Retype the records below word for word and omit any image.

::: DATASET ENTRIES

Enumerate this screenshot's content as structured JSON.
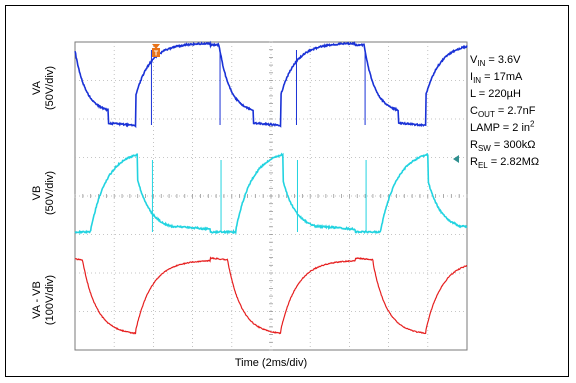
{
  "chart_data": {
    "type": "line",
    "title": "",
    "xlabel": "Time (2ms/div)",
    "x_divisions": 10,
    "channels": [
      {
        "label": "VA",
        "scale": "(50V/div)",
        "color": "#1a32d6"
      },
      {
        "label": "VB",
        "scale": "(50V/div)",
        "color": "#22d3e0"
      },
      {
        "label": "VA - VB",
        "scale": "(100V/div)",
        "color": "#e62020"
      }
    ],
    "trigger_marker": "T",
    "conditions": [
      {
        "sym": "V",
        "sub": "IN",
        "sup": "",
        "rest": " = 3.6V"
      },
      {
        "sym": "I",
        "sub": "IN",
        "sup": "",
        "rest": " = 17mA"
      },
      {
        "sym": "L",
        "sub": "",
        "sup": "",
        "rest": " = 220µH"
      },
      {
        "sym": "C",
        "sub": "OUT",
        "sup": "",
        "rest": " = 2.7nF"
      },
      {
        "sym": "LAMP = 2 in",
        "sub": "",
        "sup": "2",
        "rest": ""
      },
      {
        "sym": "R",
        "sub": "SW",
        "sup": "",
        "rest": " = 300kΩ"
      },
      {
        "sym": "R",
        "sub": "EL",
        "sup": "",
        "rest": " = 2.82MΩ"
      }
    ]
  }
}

::::::

▶ _RESULT_:
Enumerate this screenshot's content as structured JSON.
{
  "chart_data": {
    "type": "line",
    "title": "",
    "xlabel": "Time (2ms/div)",
    "x_divisions": 10,
    "channels": [
      {
        "label": "VA",
        "scale": "(50V/div)",
        "color": "#1a32d6"
      },
      {
        "label": "VB",
        "scale": "(50V/div)",
        "color": "#22d3e0"
      },
      {
        "label": "VA - VB",
        "scale": "(100V/div)",
        "color": "#e62020"
      }
    ],
    "trigger_marker": "T",
    "conditions": [
      {
        "sym": "V",
        "sub": "IN",
        "sup": "",
        "rest": " = 3.6V"
      },
      {
        "sym": "I",
        "sub": "IN",
        "sup": "",
        "rest": " = 17mA"
      },
      {
        "sym": "L",
        "sub": "",
        "sup": "",
        "rest": " = 220µH"
      },
      {
        "sym": "C",
        "sub": "OUT",
        "sup": "",
        "rest": " = 2.7nF"
      },
      {
        "sym": "LAMP = 2 in",
        "sub": "",
        "sup": "2",
        "rest": ""
      },
      {
        "sym": "R",
        "sub": "SW",
        "sup": "",
        "rest": " = 300kΩ"
      },
      {
        "sym": "R",
        "sub": "EL",
        "sup": "",
        "rest": " = 2.82MΩ"
      }
    ]
  }
}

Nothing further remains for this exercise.